= What is expected =
Retype the complete listing exactly as it appears.

----------------------------------------

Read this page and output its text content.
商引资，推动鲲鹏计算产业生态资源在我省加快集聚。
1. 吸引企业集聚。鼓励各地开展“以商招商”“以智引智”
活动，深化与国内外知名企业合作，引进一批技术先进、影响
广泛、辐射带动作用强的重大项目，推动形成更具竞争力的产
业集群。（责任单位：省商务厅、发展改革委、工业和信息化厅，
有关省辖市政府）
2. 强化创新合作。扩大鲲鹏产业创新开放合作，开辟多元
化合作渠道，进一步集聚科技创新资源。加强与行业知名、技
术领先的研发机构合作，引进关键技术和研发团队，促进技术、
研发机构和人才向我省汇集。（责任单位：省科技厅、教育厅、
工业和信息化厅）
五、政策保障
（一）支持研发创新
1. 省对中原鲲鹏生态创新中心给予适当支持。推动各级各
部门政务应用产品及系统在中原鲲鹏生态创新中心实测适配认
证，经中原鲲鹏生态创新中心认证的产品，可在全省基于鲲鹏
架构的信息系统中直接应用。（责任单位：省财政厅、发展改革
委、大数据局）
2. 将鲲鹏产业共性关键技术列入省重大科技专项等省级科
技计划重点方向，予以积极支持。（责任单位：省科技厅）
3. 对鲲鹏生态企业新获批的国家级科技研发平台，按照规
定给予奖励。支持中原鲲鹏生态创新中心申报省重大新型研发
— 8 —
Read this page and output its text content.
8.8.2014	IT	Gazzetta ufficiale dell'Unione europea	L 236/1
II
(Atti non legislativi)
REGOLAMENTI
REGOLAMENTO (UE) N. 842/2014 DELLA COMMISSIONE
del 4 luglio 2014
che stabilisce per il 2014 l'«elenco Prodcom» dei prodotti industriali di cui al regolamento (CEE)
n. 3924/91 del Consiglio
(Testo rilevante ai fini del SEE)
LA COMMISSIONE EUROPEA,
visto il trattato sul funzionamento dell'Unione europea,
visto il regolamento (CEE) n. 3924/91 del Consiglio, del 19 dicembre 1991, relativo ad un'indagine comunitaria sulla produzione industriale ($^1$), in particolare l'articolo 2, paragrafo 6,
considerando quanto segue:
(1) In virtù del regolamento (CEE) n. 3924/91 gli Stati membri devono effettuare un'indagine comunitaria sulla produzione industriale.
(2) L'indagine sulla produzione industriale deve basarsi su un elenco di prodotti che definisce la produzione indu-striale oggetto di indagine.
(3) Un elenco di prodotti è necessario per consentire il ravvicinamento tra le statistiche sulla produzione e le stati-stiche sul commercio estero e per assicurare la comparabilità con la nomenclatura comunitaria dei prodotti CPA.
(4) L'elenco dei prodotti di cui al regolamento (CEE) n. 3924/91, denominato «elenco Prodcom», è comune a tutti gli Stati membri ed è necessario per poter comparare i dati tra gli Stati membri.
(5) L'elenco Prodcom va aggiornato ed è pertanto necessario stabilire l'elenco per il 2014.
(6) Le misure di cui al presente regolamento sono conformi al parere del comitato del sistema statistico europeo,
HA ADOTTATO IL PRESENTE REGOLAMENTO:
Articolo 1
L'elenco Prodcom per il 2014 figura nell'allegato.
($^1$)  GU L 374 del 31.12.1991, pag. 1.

----------------------------------------

= Complete response =
Read this page and output its text content.
商引资，推动鲲鹏计算产业生态资源在我省加快集聚。
1. 吸引企业集聚。鼓励各地开展“以商招商”“以智引智”
活动，深化与国内外知名企业合作，引进一批技术先进、影响
广泛、辐射带动作用强的重大项目，推动形成更具竞争力的产
业集群。（责任单位：省商务厅、发展改革委、工业和信息化厅，
有关省辖市政府）
2. 强化创新合作。扩大鲲鹏产业创新开放合作，开辟多元
化合作渠道，进一步集聚科技创新资源。加强与行业知名、技
术领先的研发机构合作，引进关键技术和研发团队，促进技术、
研发机构和人才向我省汇集。（责任单位：省科技厅、教育厅、
工业和信息化厅）
五、政策保障
（一）支持研发创新
1. 省对中原鲲鹏生态创新中心给予适当支持。推动各级各
部门政务应用产品及系统在中原鲲鹏生态创新中心实测适配认
证，经中原鲲鹏生态创新中心认证的产品，可在全省基于鲲鹏
架构的信息系统中直接应用。（责任单位：省财政厅、发展改革
委、大数据局）
2. 将鲲鹏产业共性关键技术列入省重大科技专项等省级科
技计划重点方向，予以积极支持。（责任单位：省科技厅）
3. 对鲲鹏生态企业新获批的国家级科技研发平台，按照规
定给予奖励。支持中原鲲鹏生态创新中心申报省重大新型研发
— 8 —
Read this page and output its text content.
8.8.2014	IT	Gazzetta ufficiale dell'Unione europea	L 236/1
II
(Atti non legislativi)
REGOLAMENTI
REGOLAMENTO (UE) N. 842/2014 DELLA COMMISSIONE
del 4 luglio 2014
che stabilisce per il 2014 l'«elenco Prodcom» dei prodotti industriali di cui al regolamento (CEE)
n. 3924/91 del Consiglio
(Testo rilevante ai fini del SEE)
LA COMMISSIONE EUROPEA,
visto il trattato sul funzionamento dell'Unione europea,
visto il regolamento (CEE) n. 3924/91 del Consiglio, del 19 dicembre 1991, relativo ad un'indagine comunitaria sulla produzione industriale ($^1$), in particolare l'articolo 2, paragrafo 6,
considerando quanto segue:
(1) In virtù del regolamento (CEE) n. 3924/91 gli Stati membri devono effettuare un'indagine comunitaria sulla produzione industriale.
(2) L'indagine sulla produzione industriale deve basarsi su un elenco di prodotti che definisce la produzione indu-striale oggetto di indagine.
(3) Un elenco di prodotti è necessario per consentire il ravvicinamento tra le statistiche sulla produzione e le stati-stiche sul commercio estero e per assicurare la comparabilità con la nomenclatura comunitaria dei prodotti CPA.
(4) L'elenco dei prodotti di cui al regolamento (CEE) n. 3924/91, denominato «elenco Prodcom», è comune a tutti gli Stati membri ed è necessario per poter comparare i dati tra gli Stati membri.
(5) L'elenco Prodcom va aggiornato ed è pertanto necessario stabilire l'elenco per il 2014.
(6) Le misure di cui al presente regolamento sono conformi al parere del comitato del sistema statistico europeo,
HA ADOTTATO IL PRESENTE REGOLAMENTO:
Articolo 1
L'elenco Prodcom per il 2014 figura nell'allegato.
($^1$)  GU L 374 del 31.12.1991, pag. 1.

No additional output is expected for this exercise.